(Aim of the exercise): Omit the pictures, please, and give each record below again exactly.

(Dataset excerpt)
+--
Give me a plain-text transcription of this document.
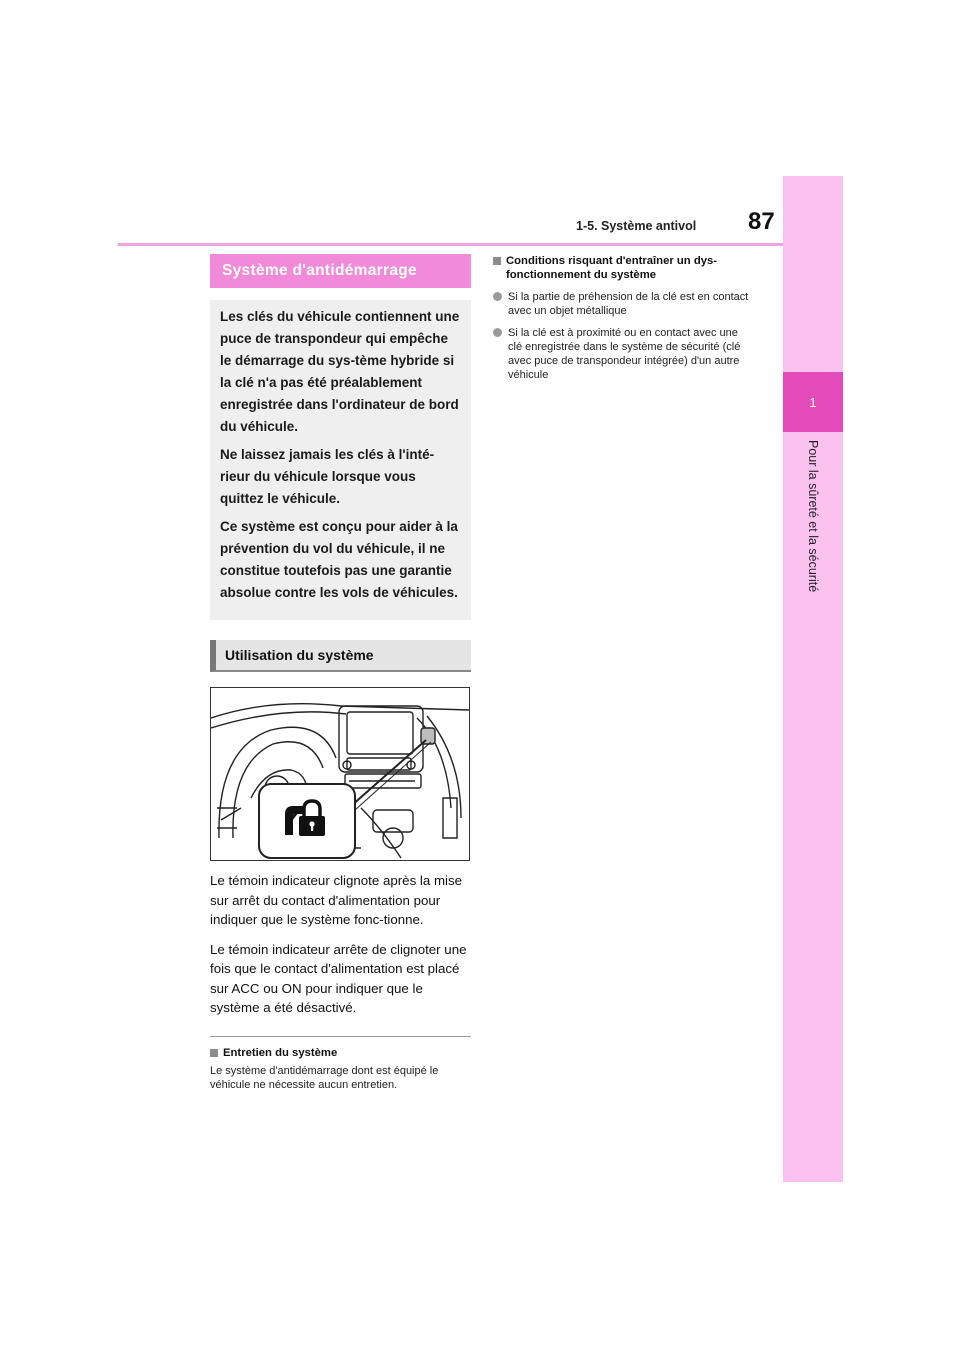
1
Pour la sûreté et la sécurité
1-5. Système antivol 87
Système d'antidémarrage

Les clés du véhicule contiennent une puce de transpondeur qui empêche le démarrage du sys-tème hybride si la clé n'a pas été préalablement enregistrée dans l'ordinateur de bord du véhicule.

Ne laissez jamais les clés à l'inté-rieur du véhicule lorsque vous quittez le véhicule.

Ce système est conçu pour aider à la prévention du vol du véhicule, il ne constitue toutefois pas une garantie absolue contre les vols de véhicules.

Utilisation du système

Le témoin indicateur clignote après la mise sur arrêt du contact d'alimentation pour indiquer que le système fonc-tionne.

Le témoin indicateur arrête de clignoter une fois que le contact d'alimentation est placé sur ACC ou ON pour indiquer que le système a été désactivé.

Entretien du système

Le système d'antidémarrage dont est équipé le véhicule ne nécessite aucun entretien.

Conditions risquant d'entraîner un dys-fonctionnement du système
Si la partie de préhension de la clé est en contact avec un objet métallique
Si la clé est à proximité ou en contact avec une clé enregistrée dans le système de sécurité (clé avec puce de transpondeur intégrée) d'un autre véhicule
+--
(The response):
Give me a plain-text transcription of this document.
1
Pour la sûreté et la sécurité
1-5. Système antivol 87
Système d'antidémarrage

Les clés du véhicule contiennent une puce de transpondeur qui empêche le démarrage du sys-tème hybride si la clé n'a pas été préalablement enregistrée dans l'ordinateur de bord du véhicule.

Ne laissez jamais les clés à l'inté-rieur du véhicule lorsque vous quittez le véhicule.

Ce système est conçu pour aider à la prévention du vol du véhicule, il ne constitue toutefois pas une garantie absolue contre les vols de véhicules.

Utilisation du système

Le témoin indicateur clignote après la mise sur arrêt du contact d'alimentation pour indiquer que le système fonc-tionne.

Le témoin indicateur arrête de clignoter une fois que le contact d'alimentation est placé sur ACC ou ON pour indiquer que le système a été désactivé.

Entretien du système

Le système d'antidémarrage dont est équipé le véhicule ne nécessite aucun entretien.

Conditions risquant d'entraîner un dys-fonctionnement du système
Si la partie de préhension de la clé est en contact avec un objet métallique
Si la clé est à proximité ou en contact avec une clé enregistrée dans le système de sécurité (clé avec puce de transpondeur intégrée) d'un autre véhicule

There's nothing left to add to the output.